_Goal_
Exactly reproduce each record listed below.

_Raw records_

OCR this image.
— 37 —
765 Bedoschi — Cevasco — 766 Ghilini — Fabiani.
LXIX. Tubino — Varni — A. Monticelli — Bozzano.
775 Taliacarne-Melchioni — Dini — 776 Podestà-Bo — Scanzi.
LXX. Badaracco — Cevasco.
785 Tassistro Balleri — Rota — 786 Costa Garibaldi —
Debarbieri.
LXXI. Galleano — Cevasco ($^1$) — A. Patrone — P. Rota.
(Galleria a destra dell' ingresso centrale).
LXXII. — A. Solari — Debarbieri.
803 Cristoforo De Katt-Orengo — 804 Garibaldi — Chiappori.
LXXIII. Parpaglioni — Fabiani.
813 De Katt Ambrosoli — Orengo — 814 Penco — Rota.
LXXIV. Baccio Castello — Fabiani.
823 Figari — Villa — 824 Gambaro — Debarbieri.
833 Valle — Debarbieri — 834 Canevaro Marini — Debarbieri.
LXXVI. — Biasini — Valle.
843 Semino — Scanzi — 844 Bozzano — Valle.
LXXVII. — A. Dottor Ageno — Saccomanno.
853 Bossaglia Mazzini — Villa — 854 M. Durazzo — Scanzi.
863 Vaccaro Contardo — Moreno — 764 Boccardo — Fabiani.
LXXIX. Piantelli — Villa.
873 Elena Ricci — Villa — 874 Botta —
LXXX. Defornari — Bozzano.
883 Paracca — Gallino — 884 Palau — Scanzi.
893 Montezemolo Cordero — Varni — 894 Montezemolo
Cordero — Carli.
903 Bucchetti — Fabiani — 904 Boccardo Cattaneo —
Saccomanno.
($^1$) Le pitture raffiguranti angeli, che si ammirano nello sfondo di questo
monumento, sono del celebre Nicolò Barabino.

_Answer in full_
OCR this image.
— 37 —
765 Bedoschi — Cevasco — 766 Ghilini — Fabiani.
LXIX. Tubino — Varni — A. Monticelli — Bozzano.
775 Taliacarne-Melchioni — Dini — 776 Podestà-Bo — Scanzi.
LXX. Badaracco — Cevasco.
785 Tassistro Balleri — Rota — 786 Costa Garibaldi —
Debarbieri.
LXXI. Galleano — Cevasco ($^1$) — A. Patrone — P. Rota.
(Galleria a destra dell' ingresso centrale).
LXXII. — A. Solari — Debarbieri.
803 Cristoforo De Katt-Orengo — 804 Garibaldi — Chiappori.
LXXIII. Parpaglioni — Fabiani.
813 De Katt Ambrosoli — Orengo — 814 Penco — Rota.
LXXIV. Baccio Castello — Fabiani.
823 Figari — Villa — 824 Gambaro — Debarbieri.
833 Valle — Debarbieri — 834 Canevaro Marini — Debarbieri.
LXXVI. — Biasini — Valle.
843 Semino — Scanzi — 844 Bozzano — Valle.
LXXVII. — A. Dottor Ageno — Saccomanno.
853 Bossaglia Mazzini — Villa — 854 M. Durazzo — Scanzi.
863 Vaccaro Contardo — Moreno — 764 Boccardo — Fabiani.
LXXIX. Piantelli — Villa.
873 Elena Ricci — Villa — 874 Botta —
LXXX. Defornari — Bozzano.
883 Paracca — Gallino — 884 Palau — Scanzi.
893 Montezemolo Cordero — Varni — 894 Montezemolo
Cordero — Carli.
903 Bucchetti — Fabiani — 904 Boccardo Cattaneo —
Saccomanno.
($^1$) Le pitture raffiguranti angeli, che si ammirano nello sfondo di questo
monumento, sono del celebre Nicolò Barabino.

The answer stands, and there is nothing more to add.